Repeat each entry word for word. Leave any images out of the copy.

[Source data]
..........
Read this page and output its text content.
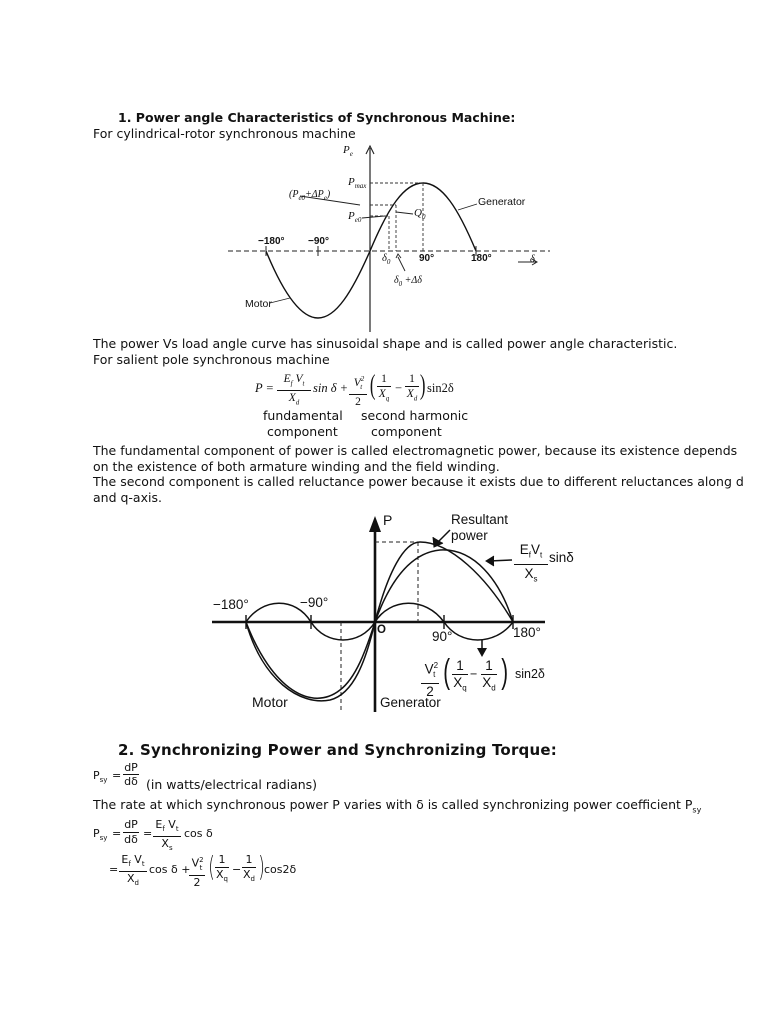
1. Power angle Characteristics of Synchronous Machine:
For cylindrical-rotor synchronous machine
$P_e$
$P_{max}$
$(P_{e0}+\Delta P_e)$
$P_{e0}$
$Q_0$
Generator
Motor
−180° −90°
90°	180°
$\delta_0$
$\delta_0 +\Delta\delta$
δ
The power Vs load angle curve has sinusoidal shape and is called power angle characteristic.
For salient pole synchronous machine
$P = \frac{E_f V_t}{X_d}$ $\sin \delta + \frac{V^2_t}{2}$ ( $\frac{1}{X_q} - \frac{1}{X_d}$ ) sin2δ
fundamental
component
second harmonic
component
The fundamental component of power is called electromagnetic power, because its existence depends
on the existence of both armature winding and the field winding.
The second component is called reluctance power because it exists due to different reluctances along d
and q-axis.
P	Resultant
power
$E_fV_t$
$X_s$
sinδ
−180°	−90°
O	90°	180°
$\frac{V^2_t}{2}$ ( $\frac{1}{X_q} - \frac{1}{X_d}$ ) sin2δ
Motor	Generator
2. Synchronizing Power and Synchronizing Torque:
$P_{sy} = \frac{dP}{d\delta} (in$ watts/electrical radians)
The rate at which synchronous power P varies with δ is called synchronizing power coefficient $P_{sy}$
$P_{sy} = \frac{dP}{d\delta} = \frac{E_f V_t}{X_s}$ cos δ
= $\frac{E_f V_t}{X_d}$ cos δ +
$\frac{V^2_t}{2}$ ( $\frac{1}{X_q} - \frac{1}{X_d}$ ) cos2δ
..........
### Final result
Read this page and output its text content.
1. Power angle Characteristics of Synchronous Machine:
For cylindrical-rotor synchronous machine
$P_e$
$P_{max}$
$(P_{e0}+\Delta P_e)$
$P_{e0}$
$Q_0$
Generator
Motor
−180° −90°
90°	180°
$\delta_0$
$\delta_0 +\Delta\delta$
δ
The power Vs load angle curve has sinusoidal shape and is called power angle characteristic.
For salient pole synchronous machine
$P = \frac{E_f V_t}{X_d}$ $\sin \delta + \frac{V^2_t}{2}$ ( $\frac{1}{X_q} - \frac{1}{X_d}$ ) sin2δ
fundamental
component
second harmonic
component
The fundamental component of power is called electromagnetic power, because its existence depends
on the existence of both armature winding and the field winding.
The second component is called reluctance power because it exists due to different reluctances along d
and q-axis.
P	Resultant
power
$E_fV_t$
$X_s$
sinδ
−180°	−90°
O	90°	180°
$\frac{V^2_t}{2}$ ( $\frac{1}{X_q} - \frac{1}{X_d}$ ) sin2δ
Motor	Generator
2. Synchronizing Power and Synchronizing Torque:
$P_{sy} = \frac{dP}{d\delta} (in$ watts/electrical radians)
The rate at which synchronous power P varies with δ is called synchronizing power coefficient $P_{sy}$
$P_{sy} = \frac{dP}{d\delta} = \frac{E_f V_t}{X_s}$ cos δ
= $\frac{E_f V_t}{X_d}$ cos δ +
$\frac{V^2_t}{2}$ ( $\frac{1}{X_q} - \frac{1}{X_d}$ ) cos2δ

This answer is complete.